** start Data supplied **

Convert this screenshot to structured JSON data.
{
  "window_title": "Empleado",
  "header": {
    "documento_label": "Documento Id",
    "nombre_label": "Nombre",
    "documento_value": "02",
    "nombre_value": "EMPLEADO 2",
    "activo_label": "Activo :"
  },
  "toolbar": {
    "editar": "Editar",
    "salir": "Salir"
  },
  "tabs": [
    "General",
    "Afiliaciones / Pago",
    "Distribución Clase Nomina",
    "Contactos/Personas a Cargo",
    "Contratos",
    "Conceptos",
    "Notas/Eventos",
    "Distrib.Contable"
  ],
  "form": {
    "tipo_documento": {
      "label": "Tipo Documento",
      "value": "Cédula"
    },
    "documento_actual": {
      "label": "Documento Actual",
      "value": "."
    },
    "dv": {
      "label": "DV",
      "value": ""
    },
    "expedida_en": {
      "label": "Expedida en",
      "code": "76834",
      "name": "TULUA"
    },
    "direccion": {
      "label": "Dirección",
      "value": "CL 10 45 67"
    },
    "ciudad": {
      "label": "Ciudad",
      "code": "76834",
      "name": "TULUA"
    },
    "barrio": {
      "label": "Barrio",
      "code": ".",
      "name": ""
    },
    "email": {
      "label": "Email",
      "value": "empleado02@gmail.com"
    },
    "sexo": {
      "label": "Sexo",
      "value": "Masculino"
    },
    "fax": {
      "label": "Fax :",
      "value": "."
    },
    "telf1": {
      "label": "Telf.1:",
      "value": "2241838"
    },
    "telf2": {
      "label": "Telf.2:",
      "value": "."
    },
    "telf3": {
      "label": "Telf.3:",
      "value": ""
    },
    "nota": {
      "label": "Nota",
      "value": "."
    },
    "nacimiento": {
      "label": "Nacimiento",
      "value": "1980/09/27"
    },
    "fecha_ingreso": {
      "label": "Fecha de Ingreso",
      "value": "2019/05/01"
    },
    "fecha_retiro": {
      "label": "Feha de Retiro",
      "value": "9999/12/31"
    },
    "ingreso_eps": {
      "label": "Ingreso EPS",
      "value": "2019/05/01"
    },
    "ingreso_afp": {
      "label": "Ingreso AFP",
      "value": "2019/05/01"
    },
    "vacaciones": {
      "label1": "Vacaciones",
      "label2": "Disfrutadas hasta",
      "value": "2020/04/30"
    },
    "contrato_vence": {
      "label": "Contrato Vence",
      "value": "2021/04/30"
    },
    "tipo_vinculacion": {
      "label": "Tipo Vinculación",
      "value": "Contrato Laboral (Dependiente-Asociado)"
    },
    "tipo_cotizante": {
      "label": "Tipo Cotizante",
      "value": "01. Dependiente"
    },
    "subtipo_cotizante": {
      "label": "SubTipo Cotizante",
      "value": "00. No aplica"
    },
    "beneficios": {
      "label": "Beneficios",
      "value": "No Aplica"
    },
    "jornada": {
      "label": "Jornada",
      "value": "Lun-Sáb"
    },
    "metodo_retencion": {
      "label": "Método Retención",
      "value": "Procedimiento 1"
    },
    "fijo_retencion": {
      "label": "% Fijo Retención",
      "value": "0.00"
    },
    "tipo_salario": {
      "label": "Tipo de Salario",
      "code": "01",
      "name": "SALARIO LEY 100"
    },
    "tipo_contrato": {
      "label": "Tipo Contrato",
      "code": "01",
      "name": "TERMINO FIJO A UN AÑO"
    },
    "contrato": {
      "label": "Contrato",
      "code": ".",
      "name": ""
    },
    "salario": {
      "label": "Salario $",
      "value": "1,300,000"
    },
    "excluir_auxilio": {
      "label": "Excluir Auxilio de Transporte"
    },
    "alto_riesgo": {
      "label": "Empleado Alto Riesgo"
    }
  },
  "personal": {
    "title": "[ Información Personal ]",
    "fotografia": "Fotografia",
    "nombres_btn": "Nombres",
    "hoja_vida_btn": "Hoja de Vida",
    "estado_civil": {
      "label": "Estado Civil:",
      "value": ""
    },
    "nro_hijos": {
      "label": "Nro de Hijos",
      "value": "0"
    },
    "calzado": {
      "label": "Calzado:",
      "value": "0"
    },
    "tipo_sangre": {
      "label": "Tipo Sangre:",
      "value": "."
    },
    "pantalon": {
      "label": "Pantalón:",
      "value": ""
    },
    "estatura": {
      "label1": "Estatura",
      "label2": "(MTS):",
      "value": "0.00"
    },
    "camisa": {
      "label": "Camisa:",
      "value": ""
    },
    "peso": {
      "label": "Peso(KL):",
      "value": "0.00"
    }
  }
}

** end Data supplied **

▶ [Given instruction]
Produce an exact copy of all the records.

▶ [In response]
Convert this screenshot to structured JSON data.
{
  "window_title": "Empleado",
  "header": {
    "documento_label": "Documento Id",
    "nombre_label": "Nombre",
    "documento_value": "02",
    "nombre_value": "EMPLEADO 2",
    "activo_label": "Activo :"
  },
  "toolbar": {
    "editar": "Editar",
    "salir": "Salir"
  },
  "tabs": [
    "General",
    "Afiliaciones / Pago",
    "Distribución Clase Nomina",
    "Contactos/Personas a Cargo",
    "Contratos",
    "Conceptos",
    "Notas/Eventos",
    "Distrib.Contable"
  ],
  "form": {
    "tipo_documento": {
      "label": "Tipo Documento",
      "value": "Cédula"
    },
    "documento_actual": {
      "label": "Documento Actual",
      "value": "."
    },
    "dv": {
      "label": "DV",
      "value": ""
    },
    "expedida_en": {
      "label": "Expedida en",
      "code": "76834",
      "name": "TULUA"
    },
    "direccion": {
      "label": "Dirección",
      "value": "CL 10 45 67"
    },
    "ciudad": {
      "label": "Ciudad",
      "code": "76834",
      "name": "TULUA"
    },
    "barrio": {
      "label": "Barrio",
      "code": ".",
      "name": ""
    },
    "email": {
      "label": "Email",
      "value": "empleado02@gmail.com"
    },
    "sexo": {
      "label": "Sexo",
      "value": "Masculino"
    },
    "fax": {
      "label": "Fax :",
      "value": "."
    },
    "telf1": {
      "label": "Telf.1:",
      "value": "2241838"
    },
    "telf2": {
      "label": "Telf.2:",
      "value": "."
    },
    "telf3": {
      "label": "Telf.3:",
      "value": ""
    },
    "nota": {
      "label": "Nota",
      "value": "."
    },
    "nacimiento": {
      "label": "Nacimiento",
      "value": "1980/09/27"
    },
    "fecha_ingreso": {
      "label": "Fecha de Ingreso",
      "value": "2019/05/01"
    },
    "fecha_retiro": {
      "label": "Feha de Retiro",
      "value": "9999/12/31"
    },
    "ingreso_eps": {
      "label": "Ingreso EPS",
      "value": "2019/05/01"
    },
    "ingreso_afp": {
      "label": "Ingreso AFP",
      "value": "2019/05/01"
    },
    "vacaciones": {
      "label1": "Vacaciones",
      "label2": "Disfrutadas hasta",
      "value": "2020/04/30"
    },
    "contrato_vence": {
      "label": "Contrato Vence",
      "value": "2021/04/30"
    },
    "tipo_vinculacion": {
      "label": "Tipo Vinculación",
      "value": "Contrato Laboral (Dependiente-Asociado)"
    },
    "tipo_cotizante": {
      "label": "Tipo Cotizante",
      "value": "01. Dependiente"
    },
    "subtipo_cotizante": {
      "label": "SubTipo Cotizante",
      "value": "00. No aplica"
    },
    "beneficios": {
      "label": "Beneficios",
      "value": "No Aplica"
    },
    "jornada": {
      "label": "Jornada",
      "value": "Lun-Sáb"
    },
    "metodo_retencion": {
      "label": "Método Retención",
      "value": "Procedimiento 1"
    },
    "fijo_retencion": {
      "label": "% Fijo Retención",
      "value": "0.00"
    },
    "tipo_salario": {
      "label": "Tipo de Salario",
      "code": "01",
      "name": "SALARIO LEY 100"
    },
    "tipo_contrato": {
      "label": "Tipo Contrato",
      "code": "01",
      "name": "TERMINO FIJO A UN AÑO"
    },
    "contrato": {
      "label": "Contrato",
      "code": ".",
      "name": ""
    },
    "salario": {
      "label": "Salario $",
      "value": "1,300,000"
    },
    "excluir_auxilio": {
      "label": "Excluir Auxilio de Transporte"
    },
    "alto_riesgo": {
      "label": "Empleado Alto Riesgo"
    }
  },
  "personal": {
    "title": "[ Información Personal ]",
    "fotografia": "Fotografia",
    "nombres_btn": "Nombres",
    "hoja_vida_btn": "Hoja de Vida",
    "estado_civil": {
      "label": "Estado Civil:",
      "value": ""
    },
    "nro_hijos": {
      "label": "Nro de Hijos",
      "value": "0"
    },
    "calzado": {
      "label": "Calzado:",
      "value": "0"
    },
    "tipo_sangre": {
      "label": "Tipo Sangre:",
      "value": "."
    },
    "pantalon": {
      "label": "Pantalón:",
      "value": ""
    },
    "estatura": {
      "label1": "Estatura",
      "label2": "(MTS):",
      "value": "0.00"
    },
    "camisa": {
      "label": "Camisa:",
      "value": ""
    },
    "peso": {
      "label": "Peso(KL):",
      "value": "0.00"
    }
  }
}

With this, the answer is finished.